__Written problem__: Answer with a single number, the count of lines holding the word "ylabel".

__Data listing__:
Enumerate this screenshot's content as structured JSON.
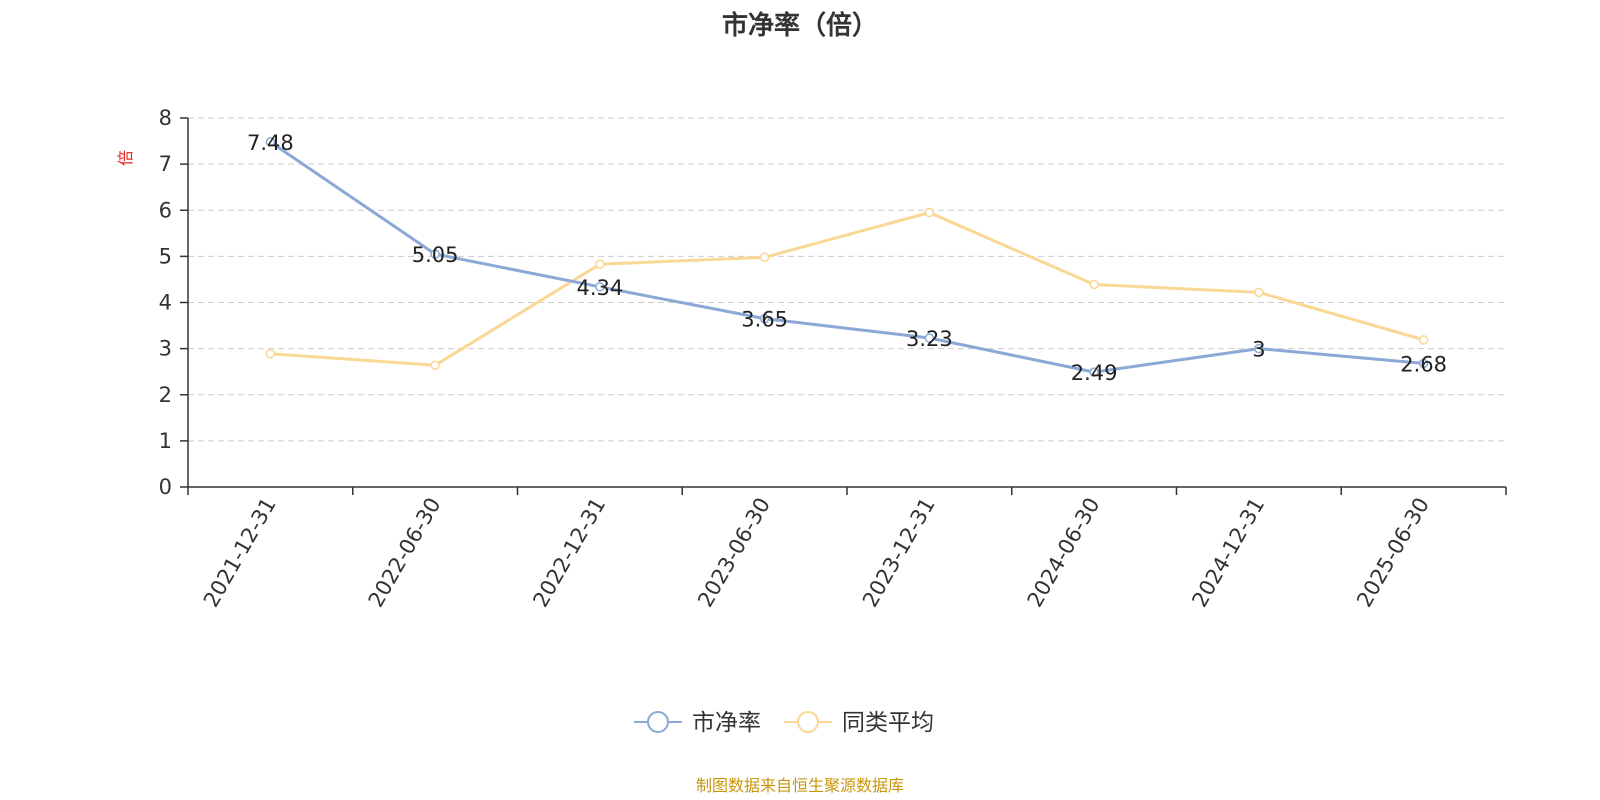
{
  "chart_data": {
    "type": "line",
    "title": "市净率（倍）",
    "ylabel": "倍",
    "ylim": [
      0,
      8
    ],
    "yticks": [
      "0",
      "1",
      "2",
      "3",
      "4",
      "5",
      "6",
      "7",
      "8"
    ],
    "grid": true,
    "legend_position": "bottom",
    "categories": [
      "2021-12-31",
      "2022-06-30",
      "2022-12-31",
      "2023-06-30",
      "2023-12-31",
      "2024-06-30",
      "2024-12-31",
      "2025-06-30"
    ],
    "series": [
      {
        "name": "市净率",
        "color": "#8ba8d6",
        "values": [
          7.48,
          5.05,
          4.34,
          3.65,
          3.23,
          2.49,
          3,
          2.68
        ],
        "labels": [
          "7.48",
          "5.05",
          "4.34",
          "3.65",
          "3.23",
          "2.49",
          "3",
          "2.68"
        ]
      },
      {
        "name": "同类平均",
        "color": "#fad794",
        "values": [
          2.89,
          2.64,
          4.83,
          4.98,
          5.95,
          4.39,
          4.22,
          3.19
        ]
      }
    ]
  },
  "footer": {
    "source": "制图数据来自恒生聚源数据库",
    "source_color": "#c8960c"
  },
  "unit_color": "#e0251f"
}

==

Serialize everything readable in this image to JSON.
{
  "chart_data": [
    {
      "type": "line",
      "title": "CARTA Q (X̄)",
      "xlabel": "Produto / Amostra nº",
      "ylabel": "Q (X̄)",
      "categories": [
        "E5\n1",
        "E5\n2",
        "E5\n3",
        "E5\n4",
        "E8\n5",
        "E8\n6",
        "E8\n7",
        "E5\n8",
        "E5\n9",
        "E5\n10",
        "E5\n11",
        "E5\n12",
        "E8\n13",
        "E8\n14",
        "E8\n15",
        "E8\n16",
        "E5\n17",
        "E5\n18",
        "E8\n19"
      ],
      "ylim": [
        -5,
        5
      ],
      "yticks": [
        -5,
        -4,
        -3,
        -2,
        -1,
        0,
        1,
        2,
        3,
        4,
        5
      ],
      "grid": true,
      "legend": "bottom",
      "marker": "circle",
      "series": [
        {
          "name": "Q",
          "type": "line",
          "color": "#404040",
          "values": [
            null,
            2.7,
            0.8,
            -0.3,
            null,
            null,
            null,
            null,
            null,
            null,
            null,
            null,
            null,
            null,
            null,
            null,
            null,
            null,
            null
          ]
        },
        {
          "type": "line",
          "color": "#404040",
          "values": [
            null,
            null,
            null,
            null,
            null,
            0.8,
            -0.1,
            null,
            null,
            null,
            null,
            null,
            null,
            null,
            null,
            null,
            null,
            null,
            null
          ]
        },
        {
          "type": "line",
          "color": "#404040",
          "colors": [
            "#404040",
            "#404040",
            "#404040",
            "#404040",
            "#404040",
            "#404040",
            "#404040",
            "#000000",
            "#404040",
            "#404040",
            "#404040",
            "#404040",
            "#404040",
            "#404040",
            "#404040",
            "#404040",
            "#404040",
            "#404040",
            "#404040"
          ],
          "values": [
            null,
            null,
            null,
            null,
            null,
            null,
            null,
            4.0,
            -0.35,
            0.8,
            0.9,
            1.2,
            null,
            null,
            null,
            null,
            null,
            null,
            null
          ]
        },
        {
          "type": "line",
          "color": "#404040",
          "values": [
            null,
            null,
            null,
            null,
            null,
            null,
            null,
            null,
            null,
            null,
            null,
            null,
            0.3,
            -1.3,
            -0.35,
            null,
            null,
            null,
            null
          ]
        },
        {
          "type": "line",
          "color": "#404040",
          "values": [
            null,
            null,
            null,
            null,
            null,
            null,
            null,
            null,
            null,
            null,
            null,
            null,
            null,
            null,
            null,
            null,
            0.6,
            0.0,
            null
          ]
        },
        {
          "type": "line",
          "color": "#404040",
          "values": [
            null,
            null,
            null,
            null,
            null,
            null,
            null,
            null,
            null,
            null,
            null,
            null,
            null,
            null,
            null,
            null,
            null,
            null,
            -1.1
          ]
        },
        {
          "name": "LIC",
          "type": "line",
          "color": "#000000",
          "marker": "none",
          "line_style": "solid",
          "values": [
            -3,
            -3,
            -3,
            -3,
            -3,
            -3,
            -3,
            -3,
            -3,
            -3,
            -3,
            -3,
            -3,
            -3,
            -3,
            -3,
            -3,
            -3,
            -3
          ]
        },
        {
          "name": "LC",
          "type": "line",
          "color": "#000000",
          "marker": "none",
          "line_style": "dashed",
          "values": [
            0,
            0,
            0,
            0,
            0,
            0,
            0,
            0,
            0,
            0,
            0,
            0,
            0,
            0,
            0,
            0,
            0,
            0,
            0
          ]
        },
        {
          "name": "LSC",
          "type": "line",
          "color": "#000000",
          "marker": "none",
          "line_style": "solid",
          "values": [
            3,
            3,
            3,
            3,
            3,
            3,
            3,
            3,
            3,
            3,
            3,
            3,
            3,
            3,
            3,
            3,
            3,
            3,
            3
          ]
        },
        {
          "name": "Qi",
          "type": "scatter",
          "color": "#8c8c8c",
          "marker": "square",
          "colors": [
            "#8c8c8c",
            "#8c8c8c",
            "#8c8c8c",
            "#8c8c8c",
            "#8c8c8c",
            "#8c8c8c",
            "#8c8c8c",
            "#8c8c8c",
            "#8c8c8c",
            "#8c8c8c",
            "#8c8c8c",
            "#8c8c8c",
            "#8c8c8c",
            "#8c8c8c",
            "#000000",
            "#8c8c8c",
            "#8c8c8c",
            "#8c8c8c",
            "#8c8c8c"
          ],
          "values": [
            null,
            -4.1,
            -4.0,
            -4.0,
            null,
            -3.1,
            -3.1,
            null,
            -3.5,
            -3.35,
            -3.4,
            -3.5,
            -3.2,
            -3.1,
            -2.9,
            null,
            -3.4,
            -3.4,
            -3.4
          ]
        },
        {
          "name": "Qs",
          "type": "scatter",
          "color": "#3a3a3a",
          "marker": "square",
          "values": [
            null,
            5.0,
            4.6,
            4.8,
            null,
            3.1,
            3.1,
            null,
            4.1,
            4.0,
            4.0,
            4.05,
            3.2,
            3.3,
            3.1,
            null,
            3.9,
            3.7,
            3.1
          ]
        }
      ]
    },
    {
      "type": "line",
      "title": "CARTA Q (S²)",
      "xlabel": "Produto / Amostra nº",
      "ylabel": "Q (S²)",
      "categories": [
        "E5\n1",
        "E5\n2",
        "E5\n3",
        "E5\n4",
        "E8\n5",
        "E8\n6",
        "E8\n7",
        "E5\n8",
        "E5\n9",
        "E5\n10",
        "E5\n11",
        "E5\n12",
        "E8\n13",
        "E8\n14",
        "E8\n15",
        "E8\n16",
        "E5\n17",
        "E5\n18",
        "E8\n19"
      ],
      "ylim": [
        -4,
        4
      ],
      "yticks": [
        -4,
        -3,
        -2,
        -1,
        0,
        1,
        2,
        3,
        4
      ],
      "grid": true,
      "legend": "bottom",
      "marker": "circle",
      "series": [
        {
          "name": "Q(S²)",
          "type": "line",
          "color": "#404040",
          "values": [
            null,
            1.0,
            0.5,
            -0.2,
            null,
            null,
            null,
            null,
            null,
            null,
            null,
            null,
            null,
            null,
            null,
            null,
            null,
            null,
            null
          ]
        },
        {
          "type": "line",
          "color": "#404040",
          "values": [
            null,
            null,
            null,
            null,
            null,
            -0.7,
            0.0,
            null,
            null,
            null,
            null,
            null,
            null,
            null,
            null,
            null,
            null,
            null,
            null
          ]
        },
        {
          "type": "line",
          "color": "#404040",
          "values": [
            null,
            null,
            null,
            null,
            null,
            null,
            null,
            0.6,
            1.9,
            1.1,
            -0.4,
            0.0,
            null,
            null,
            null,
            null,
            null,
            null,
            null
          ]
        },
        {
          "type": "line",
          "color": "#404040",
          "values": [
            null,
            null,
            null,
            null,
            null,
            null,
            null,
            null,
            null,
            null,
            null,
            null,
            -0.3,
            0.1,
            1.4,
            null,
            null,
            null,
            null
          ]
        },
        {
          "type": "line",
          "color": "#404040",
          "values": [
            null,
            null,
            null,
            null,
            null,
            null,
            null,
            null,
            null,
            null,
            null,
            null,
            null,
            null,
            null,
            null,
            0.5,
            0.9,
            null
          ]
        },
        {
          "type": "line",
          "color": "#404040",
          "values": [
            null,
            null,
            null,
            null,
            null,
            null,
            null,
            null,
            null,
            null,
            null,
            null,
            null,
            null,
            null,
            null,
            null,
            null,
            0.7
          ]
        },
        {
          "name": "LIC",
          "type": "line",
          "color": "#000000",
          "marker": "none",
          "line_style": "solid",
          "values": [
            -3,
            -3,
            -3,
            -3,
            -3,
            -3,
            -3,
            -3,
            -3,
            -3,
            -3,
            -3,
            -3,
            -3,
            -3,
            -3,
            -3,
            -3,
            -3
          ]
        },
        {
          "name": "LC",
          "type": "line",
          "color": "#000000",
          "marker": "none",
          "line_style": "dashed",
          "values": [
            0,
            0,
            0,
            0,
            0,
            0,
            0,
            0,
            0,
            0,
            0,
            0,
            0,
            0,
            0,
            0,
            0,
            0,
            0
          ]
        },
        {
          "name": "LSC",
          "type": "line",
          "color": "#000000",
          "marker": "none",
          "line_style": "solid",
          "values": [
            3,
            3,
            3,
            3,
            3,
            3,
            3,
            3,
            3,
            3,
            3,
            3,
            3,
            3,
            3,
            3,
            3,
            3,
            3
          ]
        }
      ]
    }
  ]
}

...

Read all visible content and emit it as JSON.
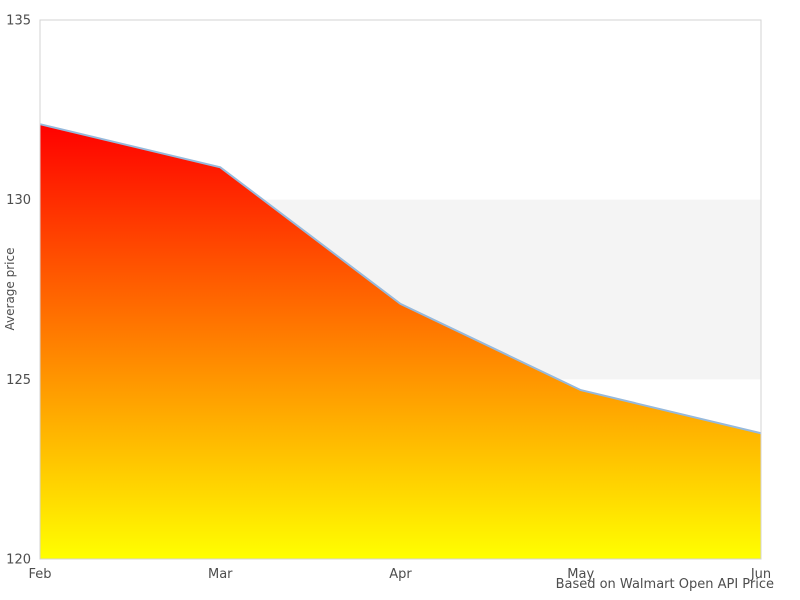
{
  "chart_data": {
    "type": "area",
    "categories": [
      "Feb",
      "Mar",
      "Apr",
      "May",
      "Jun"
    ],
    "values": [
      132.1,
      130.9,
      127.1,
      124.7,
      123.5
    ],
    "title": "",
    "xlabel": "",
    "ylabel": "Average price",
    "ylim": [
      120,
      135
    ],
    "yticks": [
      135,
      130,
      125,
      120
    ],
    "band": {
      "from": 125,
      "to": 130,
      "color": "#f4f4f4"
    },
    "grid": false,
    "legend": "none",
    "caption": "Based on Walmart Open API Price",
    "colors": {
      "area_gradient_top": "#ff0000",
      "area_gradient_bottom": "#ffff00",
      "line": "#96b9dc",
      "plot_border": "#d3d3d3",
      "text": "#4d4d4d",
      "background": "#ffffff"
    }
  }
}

__Result__: 4